START Raw records

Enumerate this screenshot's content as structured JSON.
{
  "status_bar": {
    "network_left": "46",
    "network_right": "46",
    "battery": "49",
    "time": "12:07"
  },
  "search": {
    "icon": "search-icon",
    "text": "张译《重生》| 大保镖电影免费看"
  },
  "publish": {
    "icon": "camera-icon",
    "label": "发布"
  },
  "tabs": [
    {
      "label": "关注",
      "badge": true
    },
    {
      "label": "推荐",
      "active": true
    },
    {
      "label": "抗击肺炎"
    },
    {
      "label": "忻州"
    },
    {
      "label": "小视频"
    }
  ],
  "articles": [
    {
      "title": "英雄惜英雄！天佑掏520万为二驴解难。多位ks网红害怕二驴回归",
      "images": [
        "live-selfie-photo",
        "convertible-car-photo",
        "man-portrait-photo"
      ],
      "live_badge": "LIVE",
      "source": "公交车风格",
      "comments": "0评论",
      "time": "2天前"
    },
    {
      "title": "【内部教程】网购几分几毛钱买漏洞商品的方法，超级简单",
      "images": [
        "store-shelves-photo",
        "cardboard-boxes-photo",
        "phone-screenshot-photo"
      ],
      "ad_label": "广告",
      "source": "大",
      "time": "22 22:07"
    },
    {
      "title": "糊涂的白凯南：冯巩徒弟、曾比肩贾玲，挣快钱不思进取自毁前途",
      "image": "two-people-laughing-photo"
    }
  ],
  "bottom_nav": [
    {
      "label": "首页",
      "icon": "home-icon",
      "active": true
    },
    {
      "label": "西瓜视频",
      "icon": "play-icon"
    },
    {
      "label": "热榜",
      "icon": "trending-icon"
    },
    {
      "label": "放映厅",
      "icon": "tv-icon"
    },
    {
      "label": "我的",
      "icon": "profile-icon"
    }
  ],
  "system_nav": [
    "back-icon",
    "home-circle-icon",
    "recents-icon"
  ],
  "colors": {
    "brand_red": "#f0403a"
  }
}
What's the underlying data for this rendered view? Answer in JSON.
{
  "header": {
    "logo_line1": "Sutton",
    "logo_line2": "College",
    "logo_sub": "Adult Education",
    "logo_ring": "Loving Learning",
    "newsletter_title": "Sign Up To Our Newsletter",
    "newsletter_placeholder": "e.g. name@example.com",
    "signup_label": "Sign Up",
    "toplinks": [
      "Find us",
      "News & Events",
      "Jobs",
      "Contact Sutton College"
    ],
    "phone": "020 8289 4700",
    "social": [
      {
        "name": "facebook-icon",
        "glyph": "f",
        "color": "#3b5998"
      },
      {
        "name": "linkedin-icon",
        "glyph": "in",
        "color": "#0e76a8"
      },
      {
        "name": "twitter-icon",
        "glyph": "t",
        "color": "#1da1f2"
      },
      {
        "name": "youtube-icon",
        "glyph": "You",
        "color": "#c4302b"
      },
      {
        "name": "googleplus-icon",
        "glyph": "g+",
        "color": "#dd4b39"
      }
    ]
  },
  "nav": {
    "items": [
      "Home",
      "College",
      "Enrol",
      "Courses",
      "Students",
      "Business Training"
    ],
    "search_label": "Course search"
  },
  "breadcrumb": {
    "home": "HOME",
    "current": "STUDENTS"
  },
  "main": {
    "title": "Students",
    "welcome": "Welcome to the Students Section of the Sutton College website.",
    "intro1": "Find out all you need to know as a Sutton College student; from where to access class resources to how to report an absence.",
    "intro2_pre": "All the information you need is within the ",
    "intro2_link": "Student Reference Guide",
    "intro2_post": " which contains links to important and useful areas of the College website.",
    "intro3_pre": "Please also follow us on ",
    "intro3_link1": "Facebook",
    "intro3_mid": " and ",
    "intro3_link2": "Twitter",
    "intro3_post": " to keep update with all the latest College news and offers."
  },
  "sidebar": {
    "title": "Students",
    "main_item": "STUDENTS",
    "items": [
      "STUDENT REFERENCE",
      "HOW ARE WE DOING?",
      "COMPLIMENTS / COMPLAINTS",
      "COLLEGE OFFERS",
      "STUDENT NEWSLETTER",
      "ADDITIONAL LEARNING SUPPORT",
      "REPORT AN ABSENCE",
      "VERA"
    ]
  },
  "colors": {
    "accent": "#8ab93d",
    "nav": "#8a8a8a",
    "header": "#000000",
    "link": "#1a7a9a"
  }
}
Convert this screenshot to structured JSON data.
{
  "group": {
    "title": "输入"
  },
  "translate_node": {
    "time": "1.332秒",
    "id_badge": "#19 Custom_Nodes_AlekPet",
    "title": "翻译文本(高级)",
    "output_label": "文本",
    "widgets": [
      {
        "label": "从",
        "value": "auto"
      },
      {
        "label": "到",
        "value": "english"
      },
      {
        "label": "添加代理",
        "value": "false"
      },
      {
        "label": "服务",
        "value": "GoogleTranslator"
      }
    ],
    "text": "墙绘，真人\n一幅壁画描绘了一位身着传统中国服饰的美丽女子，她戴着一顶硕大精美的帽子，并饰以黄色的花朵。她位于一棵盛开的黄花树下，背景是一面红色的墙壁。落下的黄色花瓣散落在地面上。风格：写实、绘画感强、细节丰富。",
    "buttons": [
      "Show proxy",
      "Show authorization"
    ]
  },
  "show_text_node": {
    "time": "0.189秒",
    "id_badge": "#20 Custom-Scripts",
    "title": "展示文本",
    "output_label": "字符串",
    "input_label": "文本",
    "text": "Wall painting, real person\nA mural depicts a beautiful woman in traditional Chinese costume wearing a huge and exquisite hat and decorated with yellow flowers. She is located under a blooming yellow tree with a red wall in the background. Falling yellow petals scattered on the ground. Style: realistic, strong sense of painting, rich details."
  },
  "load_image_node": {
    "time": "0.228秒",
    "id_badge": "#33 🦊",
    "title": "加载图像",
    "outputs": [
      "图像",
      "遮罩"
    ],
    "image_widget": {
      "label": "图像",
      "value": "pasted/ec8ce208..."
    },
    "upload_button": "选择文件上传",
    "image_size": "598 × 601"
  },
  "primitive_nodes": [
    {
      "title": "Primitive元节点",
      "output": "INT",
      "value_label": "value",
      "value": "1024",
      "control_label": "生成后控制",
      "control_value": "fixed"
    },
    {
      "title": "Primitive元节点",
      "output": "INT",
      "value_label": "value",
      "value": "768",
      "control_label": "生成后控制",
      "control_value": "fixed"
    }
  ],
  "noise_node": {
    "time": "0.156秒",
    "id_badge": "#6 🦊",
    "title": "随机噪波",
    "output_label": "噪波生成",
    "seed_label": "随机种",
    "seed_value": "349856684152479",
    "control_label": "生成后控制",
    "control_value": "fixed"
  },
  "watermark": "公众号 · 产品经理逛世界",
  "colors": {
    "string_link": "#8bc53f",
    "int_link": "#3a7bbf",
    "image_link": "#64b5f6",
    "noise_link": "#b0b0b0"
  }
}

END Raw records

Copy out every line of the data above, exactly as given.

Enumerate this screenshot's content as structured JSON.
{
  "status_bar": {
    "network_left": "46",
    "network_right": "46",
    "battery": "49",
    "time": "12:07"
  },
  "search": {
    "icon": "search-icon",
    "text": "张译《重生》| 大保镖电影免费看"
  },
  "publish": {
    "icon": "camera-icon",
    "label": "发布"
  },
  "tabs": [
    {
      "label": "关注",
      "badge": true
    },
    {
      "label": "推荐",
      "active": true
    },
    {
      "label": "抗击肺炎"
    },
    {
      "label": "忻州"
    },
    {
      "label": "小视频"
    }
  ],
  "articles": [
    {
      "title": "英雄惜英雄！天佑掏520万为二驴解难。多位ks网红害怕二驴回归",
      "images": [
        "live-selfie-photo",
        "convertible-car-photo",
        "man-portrait-photo"
      ],
      "live_badge": "LIVE",
      "source": "公交车风格",
      "comments": "0评论",
      "time": "2天前"
    },
    {
      "title": "【内部教程】网购几分几毛钱买漏洞商品的方法，超级简单",
      "images": [
        "store-shelves-photo",
        "cardboard-boxes-photo",
        "phone-screenshot-photo"
      ],
      "ad_label": "广告",
      "source": "大",
      "time": "22 22:07"
    },
    {
      "title": "糊涂的白凯南：冯巩徒弟、曾比肩贾玲，挣快钱不思进取自毁前途",
      "image": "two-people-laughing-photo"
    }
  ],
  "bottom_nav": [
    {
      "label": "首页",
      "icon": "home-icon",
      "active": true
    },
    {
      "label": "西瓜视频",
      "icon": "play-icon"
    },
    {
      "label": "热榜",
      "icon": "trending-icon"
    },
    {
      "label": "放映厅",
      "icon": "tv-icon"
    },
    {
      "label": "我的",
      "icon": "profile-icon"
    }
  ],
  "system_nav": [
    "back-icon",
    "home-circle-icon",
    "recents-icon"
  ],
  "colors": {
    "brand_red": "#f0403a"
  }
}
What's the underlying data for this rendered view? Answer in JSON.
{
  "header": {
    "logo_line1": "Sutton",
    "logo_line2": "College",
    "logo_sub": "Adult Education",
    "logo_ring": "Loving Learning",
    "newsletter_title": "Sign Up To Our Newsletter",
    "newsletter_placeholder": "e.g. name@example.com",
    "signup_label": "Sign Up",
    "toplinks": [
      "Find us",
      "News & Events",
      "Jobs",
      "Contact Sutton College"
    ],
    "phone": "020 8289 4700",
    "social": [
      {
        "name": "facebook-icon",
        "glyph": "f",
        "color": "#3b5998"
      },
      {
        "name": "linkedin-icon",
        "glyph": "in",
        "color": "#0e76a8"
      },
      {
        "name": "twitter-icon",
        "glyph": "t",
        "color": "#1da1f2"
      },
      {
        "name": "youtube-icon",
        "glyph": "You",
        "color": "#c4302b"
      },
      {
        "name": "googleplus-icon",
        "glyph": "g+",
        "color": "#dd4b39"
      }
    ]
  },
  "nav": {
    "items": [
      "Home",
      "College",
      "Enrol",
      "Courses",
      "Students",
      "Business Training"
    ],
    "search_label": "Course search"
  },
  "breadcrumb": {
    "home": "HOME",
    "current": "STUDENTS"
  },
  "main": {
    "title": "Students",
    "welcome": "Welcome to the Students Section of the Sutton College website.",
    "intro1": "Find out all you need to know as a Sutton College student; from where to access class resources to how to report an absence.",
    "intro2_pre": "All the information you need is within the ",
    "intro2_link": "Student Reference Guide",
    "intro2_post": " which contains links to important and useful areas of the College website.",
    "intro3_pre": "Please also follow us on ",
    "intro3_link1": "Facebook",
    "intro3_mid": " and ",
    "intro3_link2": "Twitter",
    "intro3_post": " to keep update with all the latest College news and offers."
  },
  "sidebar": {
    "title": "Students",
    "main_item": "STUDENTS",
    "items": [
      "STUDENT REFERENCE",
      "HOW ARE WE DOING?",
      "COMPLIMENTS / COMPLAINTS",
      "COLLEGE OFFERS",
      "STUDENT NEWSLETTER",
      "ADDITIONAL LEARNING SUPPORT",
      "REPORT AN ABSENCE",
      "VERA"
    ]
  },
  "colors": {
    "accent": "#8ab93d",
    "nav": "#8a8a8a",
    "header": "#000000",
    "link": "#1a7a9a"
  }
}
Convert this screenshot to structured JSON data.
{
  "group": {
    "title": "输入"
  },
  "translate_node": {
    "time": "1.332秒",
    "id_badge": "#19 Custom_Nodes_AlekPet",
    "title": "翻译文本(高级)",
    "output_label": "文本",
    "widgets": [
      {
        "label": "从",
        "value": "auto"
      },
      {
        "label": "到",
        "value": "english"
      },
      {
        "label": "添加代理",
        "value": "false"
      },
      {
        "label": "服务",
        "value": "GoogleTranslator"
      }
    ],
    "text": "墙绘，真人\n一幅壁画描绘了一位身着传统中国服饰的美丽女子，她戴着一顶硕大精美的帽子，并饰以黄色的花朵。她位于一棵盛开的黄花树下，背景是一面红色的墙壁。落下的黄色花瓣散落在地面上。风格：写实、绘画感强、细节丰富。",
    "buttons": [
      "Show proxy",
      "Show authorization"
    ]
  },
  "show_text_node": {
    "time": "0.189秒",
    "id_badge": "#20 Custom-Scripts",
    "title": "展示文本",
    "output_label": "字符串",
    "input_label": "文本",
    "text": "Wall painting, real person\nA mural depicts a beautiful woman in traditional Chinese costume wearing a huge and exquisite hat and decorated with yellow flowers. She is located under a blooming yellow tree with a red wall in the background. Falling yellow petals scattered on the ground. Style: realistic, strong sense of painting, rich details."
  },
  "load_image_node": {
    "time": "0.228秒",
    "id_badge": "#33 🦊",
    "title": "加载图像",
    "outputs": [
      "图像",
      "遮罩"
    ],
    "image_widget": {
      "label": "图像",
      "value": "pasted/ec8ce208..."
    },
    "upload_button": "选择文件上传",
    "image_size": "598 × 601"
  },
  "primitive_nodes": [
    {
      "title": "Primitive元节点",
      "output": "INT",
      "value_label": "value",
      "value": "1024",
      "control_label": "生成后控制",
      "control_value": "fixed"
    },
    {
      "title": "Primitive元节点",
      "output": "INT",
      "value_label": "value",
      "value": "768",
      "control_label": "生成后控制",
      "control_value": "fixed"
    }
  ],
  "noise_node": {
    "time": "0.156秒",
    "id_badge": "#6 🦊",
    "title": "随机噪波",
    "output_label": "噪波生成",
    "seed_label": "随机种",
    "seed_value": "349856684152479",
    "control_label": "生成后控制",
    "control_value": "fixed"
  },
  "watermark": "公众号 · 产品经理逛世界",
  "colors": {
    "string_link": "#8bc53f",
    "int_link": "#3a7bbf",
    "image_link": "#64b5f6",
    "noise_link": "#b0b0b0"
  }
}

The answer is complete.